**Task statement:** Using the listing below, extract each line that has the word "name" in it.

***** Data in this exercise *****

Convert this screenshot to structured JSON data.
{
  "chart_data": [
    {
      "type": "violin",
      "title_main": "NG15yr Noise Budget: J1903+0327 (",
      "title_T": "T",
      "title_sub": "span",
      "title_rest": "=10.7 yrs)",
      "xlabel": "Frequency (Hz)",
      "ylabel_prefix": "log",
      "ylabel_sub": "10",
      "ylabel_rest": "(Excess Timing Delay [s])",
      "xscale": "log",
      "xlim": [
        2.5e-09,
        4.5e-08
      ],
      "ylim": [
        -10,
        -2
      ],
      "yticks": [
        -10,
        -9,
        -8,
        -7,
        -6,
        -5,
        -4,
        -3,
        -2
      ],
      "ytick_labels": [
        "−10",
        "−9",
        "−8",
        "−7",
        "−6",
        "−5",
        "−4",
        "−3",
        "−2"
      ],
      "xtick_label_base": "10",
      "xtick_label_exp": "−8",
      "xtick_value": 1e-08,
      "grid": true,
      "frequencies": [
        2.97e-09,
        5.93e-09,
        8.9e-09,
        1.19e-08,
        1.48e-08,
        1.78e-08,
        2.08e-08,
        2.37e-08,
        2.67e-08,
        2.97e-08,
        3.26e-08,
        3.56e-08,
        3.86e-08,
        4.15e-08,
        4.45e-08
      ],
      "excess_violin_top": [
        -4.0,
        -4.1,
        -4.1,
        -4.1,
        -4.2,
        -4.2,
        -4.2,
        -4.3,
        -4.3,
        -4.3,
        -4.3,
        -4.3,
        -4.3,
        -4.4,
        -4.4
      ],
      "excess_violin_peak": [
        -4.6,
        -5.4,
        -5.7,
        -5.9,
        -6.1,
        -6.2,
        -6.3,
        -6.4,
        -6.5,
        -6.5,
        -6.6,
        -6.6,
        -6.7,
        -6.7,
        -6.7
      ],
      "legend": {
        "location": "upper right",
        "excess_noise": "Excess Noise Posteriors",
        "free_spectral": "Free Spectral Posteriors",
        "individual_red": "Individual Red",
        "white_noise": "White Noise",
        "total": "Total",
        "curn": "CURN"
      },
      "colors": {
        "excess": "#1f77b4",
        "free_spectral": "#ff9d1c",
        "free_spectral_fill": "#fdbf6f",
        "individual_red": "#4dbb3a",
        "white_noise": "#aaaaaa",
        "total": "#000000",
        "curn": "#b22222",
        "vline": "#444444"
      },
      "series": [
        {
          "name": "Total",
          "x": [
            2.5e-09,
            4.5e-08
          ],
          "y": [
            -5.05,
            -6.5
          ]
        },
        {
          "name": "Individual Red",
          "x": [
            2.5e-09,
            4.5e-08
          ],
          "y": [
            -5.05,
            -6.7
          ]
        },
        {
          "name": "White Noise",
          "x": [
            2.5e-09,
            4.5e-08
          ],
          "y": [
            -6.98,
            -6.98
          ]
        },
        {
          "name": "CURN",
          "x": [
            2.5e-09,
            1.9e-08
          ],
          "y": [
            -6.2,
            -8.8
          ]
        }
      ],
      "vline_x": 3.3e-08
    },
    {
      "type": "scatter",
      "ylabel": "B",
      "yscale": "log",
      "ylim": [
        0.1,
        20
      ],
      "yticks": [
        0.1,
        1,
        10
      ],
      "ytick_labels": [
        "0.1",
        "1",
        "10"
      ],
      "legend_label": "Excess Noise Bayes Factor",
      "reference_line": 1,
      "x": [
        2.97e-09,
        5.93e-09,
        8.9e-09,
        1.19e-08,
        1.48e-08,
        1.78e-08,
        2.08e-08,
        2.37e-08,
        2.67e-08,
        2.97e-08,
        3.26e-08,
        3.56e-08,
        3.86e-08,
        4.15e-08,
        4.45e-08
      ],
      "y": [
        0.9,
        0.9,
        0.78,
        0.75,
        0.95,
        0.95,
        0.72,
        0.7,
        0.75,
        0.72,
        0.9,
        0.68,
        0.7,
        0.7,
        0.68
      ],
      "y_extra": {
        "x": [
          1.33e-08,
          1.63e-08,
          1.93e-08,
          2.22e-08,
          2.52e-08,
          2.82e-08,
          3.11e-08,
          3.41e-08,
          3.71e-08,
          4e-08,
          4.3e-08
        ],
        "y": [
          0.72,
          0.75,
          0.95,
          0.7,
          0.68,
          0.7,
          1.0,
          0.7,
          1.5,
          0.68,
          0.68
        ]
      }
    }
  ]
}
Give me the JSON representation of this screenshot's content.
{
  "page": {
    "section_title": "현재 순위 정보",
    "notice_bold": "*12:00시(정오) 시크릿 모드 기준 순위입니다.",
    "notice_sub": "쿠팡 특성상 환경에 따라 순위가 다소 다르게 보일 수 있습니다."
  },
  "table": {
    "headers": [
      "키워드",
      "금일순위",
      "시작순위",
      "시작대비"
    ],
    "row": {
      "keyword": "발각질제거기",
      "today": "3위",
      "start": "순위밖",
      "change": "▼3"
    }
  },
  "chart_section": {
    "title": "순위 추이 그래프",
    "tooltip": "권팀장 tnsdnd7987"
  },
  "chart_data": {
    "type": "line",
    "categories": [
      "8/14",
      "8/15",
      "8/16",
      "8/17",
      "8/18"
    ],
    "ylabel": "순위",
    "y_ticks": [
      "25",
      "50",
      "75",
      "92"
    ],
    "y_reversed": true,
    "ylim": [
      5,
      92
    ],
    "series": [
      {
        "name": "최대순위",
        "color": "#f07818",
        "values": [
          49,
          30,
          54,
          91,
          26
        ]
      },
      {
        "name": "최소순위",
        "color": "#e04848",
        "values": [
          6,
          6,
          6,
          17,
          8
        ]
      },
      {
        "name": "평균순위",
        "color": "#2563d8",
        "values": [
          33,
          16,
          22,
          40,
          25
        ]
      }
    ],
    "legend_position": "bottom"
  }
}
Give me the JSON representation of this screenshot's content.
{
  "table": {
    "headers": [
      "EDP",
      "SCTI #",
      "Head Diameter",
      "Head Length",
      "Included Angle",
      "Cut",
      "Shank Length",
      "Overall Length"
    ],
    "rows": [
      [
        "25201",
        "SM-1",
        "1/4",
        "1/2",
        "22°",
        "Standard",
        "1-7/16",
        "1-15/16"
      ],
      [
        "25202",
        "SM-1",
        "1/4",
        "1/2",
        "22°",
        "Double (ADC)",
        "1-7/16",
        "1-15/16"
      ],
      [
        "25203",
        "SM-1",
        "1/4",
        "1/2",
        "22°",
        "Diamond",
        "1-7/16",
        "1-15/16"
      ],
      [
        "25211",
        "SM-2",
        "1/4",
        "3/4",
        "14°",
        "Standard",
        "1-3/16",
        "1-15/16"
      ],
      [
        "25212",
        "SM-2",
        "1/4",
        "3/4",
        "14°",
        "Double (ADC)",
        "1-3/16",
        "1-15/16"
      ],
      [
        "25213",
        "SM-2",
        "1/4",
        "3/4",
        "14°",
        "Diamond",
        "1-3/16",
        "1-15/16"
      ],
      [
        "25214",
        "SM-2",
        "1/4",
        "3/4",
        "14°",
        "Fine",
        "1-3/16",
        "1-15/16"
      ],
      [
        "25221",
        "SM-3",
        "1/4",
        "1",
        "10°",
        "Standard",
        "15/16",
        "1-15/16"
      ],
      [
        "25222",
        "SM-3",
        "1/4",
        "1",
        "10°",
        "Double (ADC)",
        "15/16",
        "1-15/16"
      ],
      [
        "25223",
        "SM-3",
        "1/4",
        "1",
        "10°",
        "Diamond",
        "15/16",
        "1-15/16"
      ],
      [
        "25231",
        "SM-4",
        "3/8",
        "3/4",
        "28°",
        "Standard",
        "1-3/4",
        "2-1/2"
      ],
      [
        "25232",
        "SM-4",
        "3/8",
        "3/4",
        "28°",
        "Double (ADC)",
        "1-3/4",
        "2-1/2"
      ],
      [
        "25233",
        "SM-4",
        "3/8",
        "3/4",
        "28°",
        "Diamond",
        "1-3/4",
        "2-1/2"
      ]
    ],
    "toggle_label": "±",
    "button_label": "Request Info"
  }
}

*****

**Task response:**
          "name": "Total",
          "name": "Individual Red",
          "name": "White Noise",
          "name": "CURN",
        "name": "최대순위",
        "name": "최소순위",
        "name": "평균순위",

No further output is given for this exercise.